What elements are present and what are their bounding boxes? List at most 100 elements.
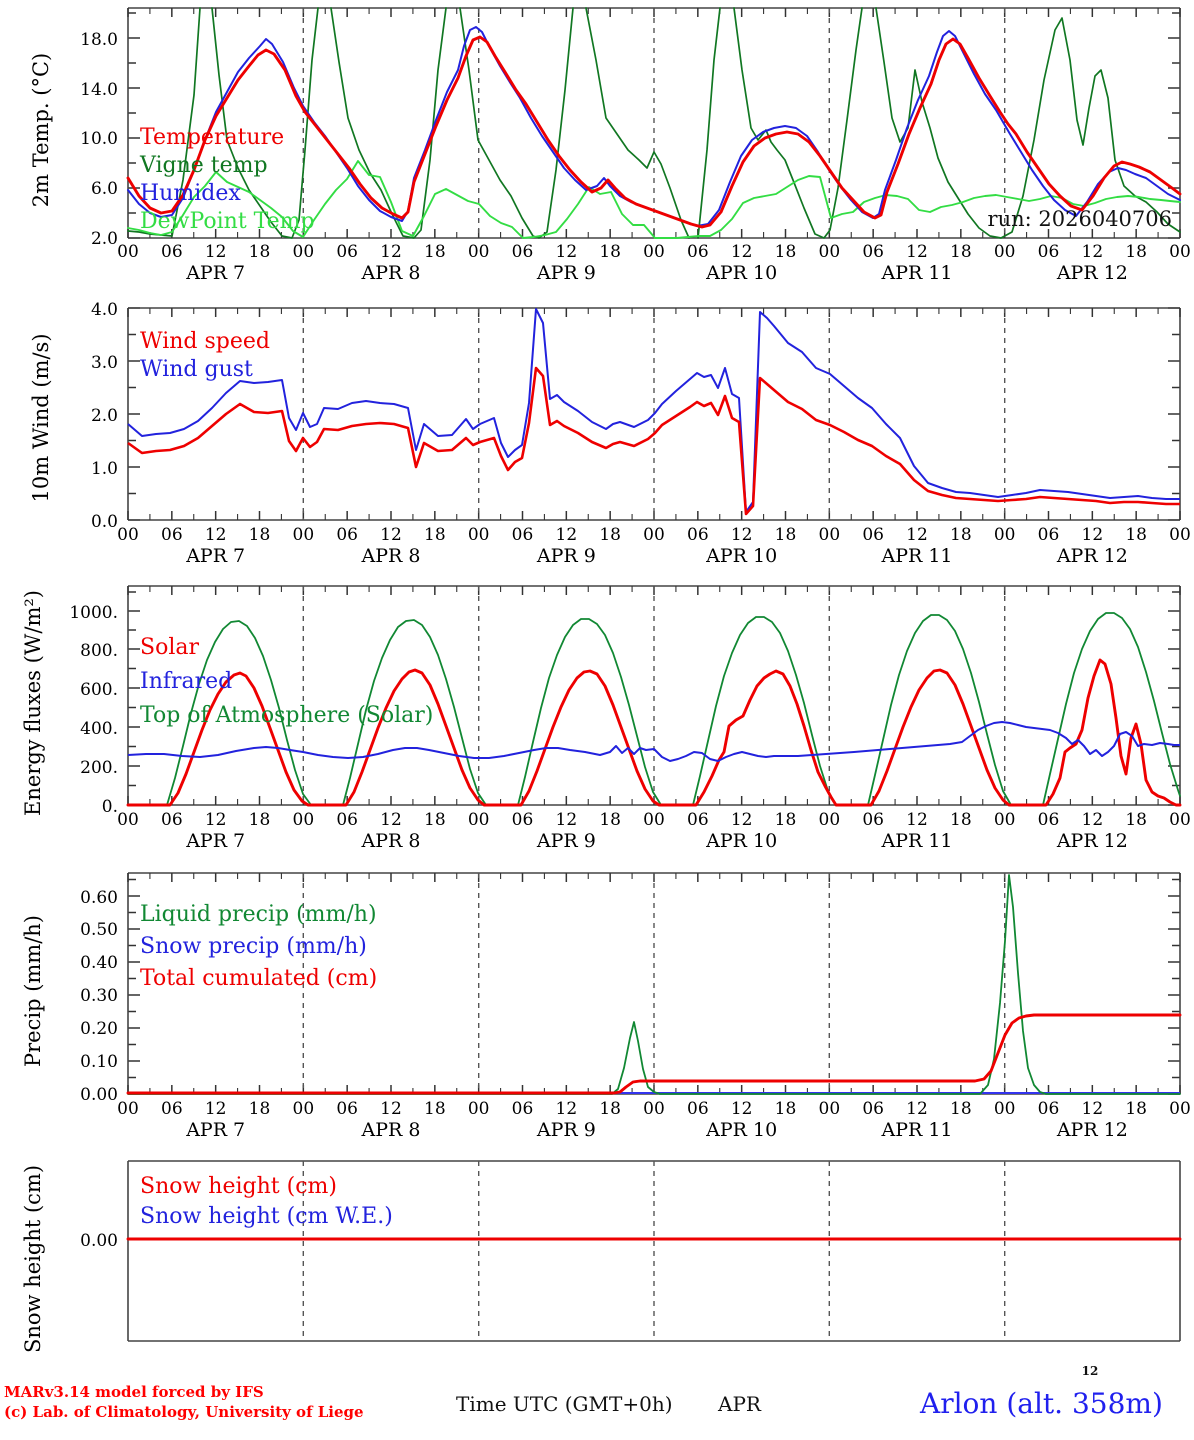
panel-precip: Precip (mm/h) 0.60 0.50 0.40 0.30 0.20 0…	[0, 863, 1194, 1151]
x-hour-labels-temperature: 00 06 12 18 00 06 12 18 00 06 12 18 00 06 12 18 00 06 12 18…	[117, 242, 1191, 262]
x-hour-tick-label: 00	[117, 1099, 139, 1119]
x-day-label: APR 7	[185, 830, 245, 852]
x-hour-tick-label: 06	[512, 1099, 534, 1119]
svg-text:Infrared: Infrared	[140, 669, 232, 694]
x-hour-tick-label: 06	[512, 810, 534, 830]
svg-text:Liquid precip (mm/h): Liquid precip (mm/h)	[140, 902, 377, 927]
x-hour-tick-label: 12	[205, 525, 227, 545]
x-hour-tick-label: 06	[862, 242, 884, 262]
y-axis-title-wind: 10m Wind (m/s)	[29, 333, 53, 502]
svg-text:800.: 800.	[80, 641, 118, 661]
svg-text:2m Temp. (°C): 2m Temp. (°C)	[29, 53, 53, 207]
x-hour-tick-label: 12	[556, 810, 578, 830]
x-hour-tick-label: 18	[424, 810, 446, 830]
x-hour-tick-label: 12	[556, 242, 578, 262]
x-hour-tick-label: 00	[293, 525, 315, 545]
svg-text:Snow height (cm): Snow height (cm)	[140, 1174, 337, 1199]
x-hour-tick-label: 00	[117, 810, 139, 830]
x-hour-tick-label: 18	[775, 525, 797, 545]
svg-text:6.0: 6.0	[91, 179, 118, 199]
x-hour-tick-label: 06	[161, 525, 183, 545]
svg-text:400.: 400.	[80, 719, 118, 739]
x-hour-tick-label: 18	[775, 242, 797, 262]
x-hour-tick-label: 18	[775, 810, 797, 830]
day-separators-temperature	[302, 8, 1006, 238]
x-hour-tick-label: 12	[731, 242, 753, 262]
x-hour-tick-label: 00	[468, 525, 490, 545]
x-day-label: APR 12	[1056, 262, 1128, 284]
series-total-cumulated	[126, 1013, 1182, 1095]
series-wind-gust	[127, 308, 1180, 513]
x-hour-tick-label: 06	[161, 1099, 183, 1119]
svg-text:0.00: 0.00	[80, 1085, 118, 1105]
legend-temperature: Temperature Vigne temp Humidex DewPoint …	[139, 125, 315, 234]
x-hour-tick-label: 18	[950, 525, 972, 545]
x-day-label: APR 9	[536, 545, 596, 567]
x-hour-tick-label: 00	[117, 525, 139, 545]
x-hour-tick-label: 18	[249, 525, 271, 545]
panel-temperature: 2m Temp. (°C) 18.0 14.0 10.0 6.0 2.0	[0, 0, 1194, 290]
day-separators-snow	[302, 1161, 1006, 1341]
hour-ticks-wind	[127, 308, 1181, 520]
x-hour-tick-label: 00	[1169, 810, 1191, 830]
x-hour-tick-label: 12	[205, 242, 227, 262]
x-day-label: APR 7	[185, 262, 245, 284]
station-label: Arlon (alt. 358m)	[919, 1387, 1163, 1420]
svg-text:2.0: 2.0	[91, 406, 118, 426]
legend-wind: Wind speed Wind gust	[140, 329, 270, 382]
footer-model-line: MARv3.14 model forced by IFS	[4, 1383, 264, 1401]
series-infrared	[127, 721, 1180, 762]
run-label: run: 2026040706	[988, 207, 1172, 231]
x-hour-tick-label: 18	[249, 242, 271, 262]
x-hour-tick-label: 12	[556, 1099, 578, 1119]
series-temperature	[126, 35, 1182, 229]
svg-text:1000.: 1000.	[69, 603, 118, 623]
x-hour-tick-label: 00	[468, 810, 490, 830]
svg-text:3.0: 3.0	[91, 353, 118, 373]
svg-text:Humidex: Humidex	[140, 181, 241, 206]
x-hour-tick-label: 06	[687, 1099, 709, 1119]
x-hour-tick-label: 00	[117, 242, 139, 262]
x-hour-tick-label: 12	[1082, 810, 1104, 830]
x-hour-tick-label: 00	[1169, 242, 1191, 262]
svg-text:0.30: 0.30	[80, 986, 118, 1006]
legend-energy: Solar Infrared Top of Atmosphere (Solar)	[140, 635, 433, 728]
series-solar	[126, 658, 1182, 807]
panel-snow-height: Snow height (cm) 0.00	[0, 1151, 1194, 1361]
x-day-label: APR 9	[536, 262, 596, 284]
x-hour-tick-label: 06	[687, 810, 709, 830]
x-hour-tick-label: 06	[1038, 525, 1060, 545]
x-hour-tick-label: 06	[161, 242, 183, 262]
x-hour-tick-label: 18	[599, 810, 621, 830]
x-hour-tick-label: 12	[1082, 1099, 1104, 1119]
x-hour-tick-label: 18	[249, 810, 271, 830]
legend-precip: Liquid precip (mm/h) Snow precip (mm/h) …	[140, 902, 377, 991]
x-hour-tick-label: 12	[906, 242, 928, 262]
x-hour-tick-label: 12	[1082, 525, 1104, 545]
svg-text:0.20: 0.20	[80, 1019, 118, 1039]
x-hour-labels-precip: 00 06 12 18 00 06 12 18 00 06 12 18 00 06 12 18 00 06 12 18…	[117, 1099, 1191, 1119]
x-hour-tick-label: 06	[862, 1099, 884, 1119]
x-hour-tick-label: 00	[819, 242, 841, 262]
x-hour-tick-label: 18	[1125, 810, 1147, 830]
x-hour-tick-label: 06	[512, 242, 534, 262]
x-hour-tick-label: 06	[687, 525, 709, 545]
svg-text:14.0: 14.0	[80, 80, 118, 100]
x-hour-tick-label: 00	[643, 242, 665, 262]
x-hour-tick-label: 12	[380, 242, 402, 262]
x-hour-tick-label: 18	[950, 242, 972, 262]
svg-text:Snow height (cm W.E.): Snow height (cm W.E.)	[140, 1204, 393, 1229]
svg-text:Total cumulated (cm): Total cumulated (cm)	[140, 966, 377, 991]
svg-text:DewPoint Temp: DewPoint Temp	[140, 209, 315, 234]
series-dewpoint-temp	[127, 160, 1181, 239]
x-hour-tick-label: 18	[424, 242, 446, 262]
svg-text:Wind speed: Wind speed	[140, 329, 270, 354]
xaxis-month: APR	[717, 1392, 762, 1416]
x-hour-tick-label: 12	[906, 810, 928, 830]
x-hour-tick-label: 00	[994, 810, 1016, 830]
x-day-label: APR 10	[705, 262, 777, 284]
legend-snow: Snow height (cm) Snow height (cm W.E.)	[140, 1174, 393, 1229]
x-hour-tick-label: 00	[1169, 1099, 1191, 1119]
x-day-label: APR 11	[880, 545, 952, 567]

————

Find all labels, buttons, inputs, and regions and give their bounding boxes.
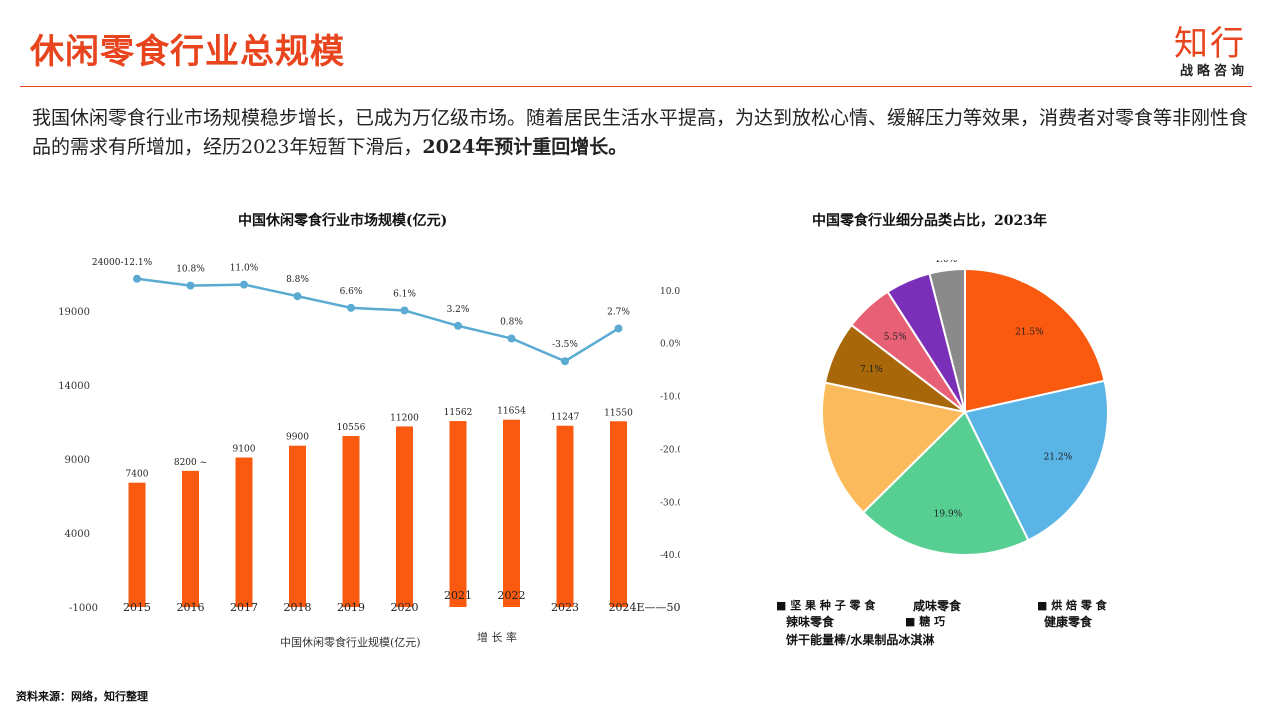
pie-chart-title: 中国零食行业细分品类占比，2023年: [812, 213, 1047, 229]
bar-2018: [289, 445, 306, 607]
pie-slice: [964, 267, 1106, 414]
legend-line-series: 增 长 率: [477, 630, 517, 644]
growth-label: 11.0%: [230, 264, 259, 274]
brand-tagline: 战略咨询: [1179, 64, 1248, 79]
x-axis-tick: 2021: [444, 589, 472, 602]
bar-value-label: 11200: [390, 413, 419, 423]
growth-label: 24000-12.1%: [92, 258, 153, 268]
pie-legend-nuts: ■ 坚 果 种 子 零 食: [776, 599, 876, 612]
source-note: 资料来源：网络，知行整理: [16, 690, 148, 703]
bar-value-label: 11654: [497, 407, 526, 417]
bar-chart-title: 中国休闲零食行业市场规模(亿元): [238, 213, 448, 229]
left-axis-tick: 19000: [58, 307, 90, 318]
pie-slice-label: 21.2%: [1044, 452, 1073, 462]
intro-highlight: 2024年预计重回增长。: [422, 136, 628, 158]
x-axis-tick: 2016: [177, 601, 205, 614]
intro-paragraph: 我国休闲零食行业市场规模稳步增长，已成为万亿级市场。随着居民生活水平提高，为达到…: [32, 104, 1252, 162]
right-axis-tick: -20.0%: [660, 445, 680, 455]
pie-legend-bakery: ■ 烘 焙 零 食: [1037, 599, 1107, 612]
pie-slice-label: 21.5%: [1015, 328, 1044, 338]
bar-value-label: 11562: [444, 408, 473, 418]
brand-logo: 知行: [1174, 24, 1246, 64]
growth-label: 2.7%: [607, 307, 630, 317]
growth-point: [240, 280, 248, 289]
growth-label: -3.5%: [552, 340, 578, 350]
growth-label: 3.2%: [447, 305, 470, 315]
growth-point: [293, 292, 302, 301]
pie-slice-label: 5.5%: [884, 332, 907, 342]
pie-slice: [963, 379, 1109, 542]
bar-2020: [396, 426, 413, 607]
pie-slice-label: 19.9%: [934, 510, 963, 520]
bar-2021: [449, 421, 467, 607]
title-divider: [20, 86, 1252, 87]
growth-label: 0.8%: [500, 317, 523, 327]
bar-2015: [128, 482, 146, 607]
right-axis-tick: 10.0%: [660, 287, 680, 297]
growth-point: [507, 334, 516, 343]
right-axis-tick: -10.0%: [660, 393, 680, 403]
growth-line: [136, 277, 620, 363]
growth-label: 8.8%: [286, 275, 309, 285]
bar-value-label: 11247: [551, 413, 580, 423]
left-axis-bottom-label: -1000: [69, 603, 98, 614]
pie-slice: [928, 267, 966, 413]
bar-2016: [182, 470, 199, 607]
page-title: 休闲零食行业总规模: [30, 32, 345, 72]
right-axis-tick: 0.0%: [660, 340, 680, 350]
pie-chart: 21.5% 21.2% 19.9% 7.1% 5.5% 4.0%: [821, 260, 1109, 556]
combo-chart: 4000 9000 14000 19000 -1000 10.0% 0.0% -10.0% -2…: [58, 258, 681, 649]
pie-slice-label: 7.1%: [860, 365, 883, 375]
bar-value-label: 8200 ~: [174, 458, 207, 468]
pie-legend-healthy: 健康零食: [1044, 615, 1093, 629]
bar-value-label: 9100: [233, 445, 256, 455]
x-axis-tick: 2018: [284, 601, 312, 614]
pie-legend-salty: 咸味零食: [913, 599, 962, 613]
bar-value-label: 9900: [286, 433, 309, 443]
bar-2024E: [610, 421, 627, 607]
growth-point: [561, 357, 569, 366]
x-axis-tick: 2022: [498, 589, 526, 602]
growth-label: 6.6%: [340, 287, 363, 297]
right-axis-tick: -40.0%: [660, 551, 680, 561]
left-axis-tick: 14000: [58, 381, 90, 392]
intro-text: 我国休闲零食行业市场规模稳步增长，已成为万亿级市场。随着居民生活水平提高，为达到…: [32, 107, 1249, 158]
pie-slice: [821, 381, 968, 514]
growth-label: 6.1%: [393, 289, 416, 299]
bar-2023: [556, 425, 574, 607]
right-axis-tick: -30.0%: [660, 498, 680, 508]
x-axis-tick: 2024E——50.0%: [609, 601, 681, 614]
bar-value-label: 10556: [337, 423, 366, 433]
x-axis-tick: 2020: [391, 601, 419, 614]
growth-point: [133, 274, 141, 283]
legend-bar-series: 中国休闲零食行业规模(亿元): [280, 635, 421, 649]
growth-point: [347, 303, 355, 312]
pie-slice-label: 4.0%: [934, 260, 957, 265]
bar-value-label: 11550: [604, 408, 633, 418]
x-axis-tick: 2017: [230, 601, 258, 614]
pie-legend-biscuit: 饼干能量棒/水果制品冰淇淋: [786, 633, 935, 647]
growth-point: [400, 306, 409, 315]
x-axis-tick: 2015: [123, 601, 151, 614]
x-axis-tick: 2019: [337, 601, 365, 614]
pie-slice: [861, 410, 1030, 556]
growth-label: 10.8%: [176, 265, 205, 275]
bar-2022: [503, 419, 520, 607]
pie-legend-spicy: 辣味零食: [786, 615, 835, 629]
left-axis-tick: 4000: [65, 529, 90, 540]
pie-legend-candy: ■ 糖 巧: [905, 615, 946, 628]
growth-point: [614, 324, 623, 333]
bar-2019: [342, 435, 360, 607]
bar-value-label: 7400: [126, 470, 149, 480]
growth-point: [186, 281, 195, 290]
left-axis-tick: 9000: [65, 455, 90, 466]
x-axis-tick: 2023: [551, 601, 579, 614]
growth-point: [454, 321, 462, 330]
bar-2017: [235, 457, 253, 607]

————

Required task -> Copy out again every line of the records above, from the line containing "panel-precip: Precip (mm/h)" down to the line containing "545, 596, 567]", both included.

Final result ->
panel-precip: Precip (mm/h) 0.60 0.50 0.40 0.30 0.20 0…	[0, 863, 1194, 1151]
x-hour-labels-temperature: 00 06 12 18 00 06 12 18 00 06 12 18 00 06 12 18 00 06 12 18…	[117, 242, 1191, 262]
x-hour-tick-label: 00	[117, 1099, 139, 1119]
x-day-label: APR 7	[185, 830, 245, 852]
x-hour-tick-label: 06	[512, 1099, 534, 1119]
svg-text:Infrared: Infrared	[140, 669, 232, 694]
x-hour-tick-label: 06	[512, 810, 534, 830]
svg-text:Liquid precip (mm/h): Liquid precip (mm/h)	[140, 902, 377, 927]
x-hour-tick-label: 12	[205, 525, 227, 545]
x-hour-tick-label: 06	[862, 242, 884, 262]
y-axis-title-wind: 10m Wind (m/s)	[29, 333, 53, 502]
svg-text:800.: 800.	[80, 641, 118, 661]
svg-text:2m Temp. (°C): 2m Temp. (°C)	[29, 53, 53, 207]
x-hour-tick-label: 12	[556, 810, 578, 830]
x-hour-tick-label: 18	[424, 810, 446, 830]
x-hour-tick-label: 12	[556, 242, 578, 262]
x-hour-tick-label: 00	[293, 525, 315, 545]
svg-text:Snow height (cm): Snow height (cm)	[140, 1174, 337, 1199]
x-hour-tick-label: 00	[117, 810, 139, 830]
x-hour-tick-label: 18	[775, 525, 797, 545]
svg-text:6.0: 6.0	[91, 179, 118, 199]
x-hour-tick-label: 06	[161, 525, 183, 545]
svg-text:400.: 400.	[80, 719, 118, 739]
x-hour-tick-label: 18	[775, 242, 797, 262]
x-hour-tick-label: 18	[775, 810, 797, 830]
day-separators-temperature	[302, 8, 1006, 238]
x-hour-tick-label: 12	[731, 242, 753, 262]
x-hour-tick-label: 00	[468, 525, 490, 545]
x-day-label: APR 12	[1056, 262, 1128, 284]
series-total-cumulated	[126, 1013, 1182, 1095]
series-wind-gust	[127, 308, 1180, 513]
x-hour-tick-label: 06	[161, 1099, 183, 1119]
svg-text:0.00: 0.00	[80, 1085, 118, 1105]
legend-temperature: Temperature Vigne temp Humidex DewPoint …	[139, 125, 315, 234]
x-hour-tick-label: 18	[950, 525, 972, 545]
x-day-label: APR 9	[536, 545, 596, 567]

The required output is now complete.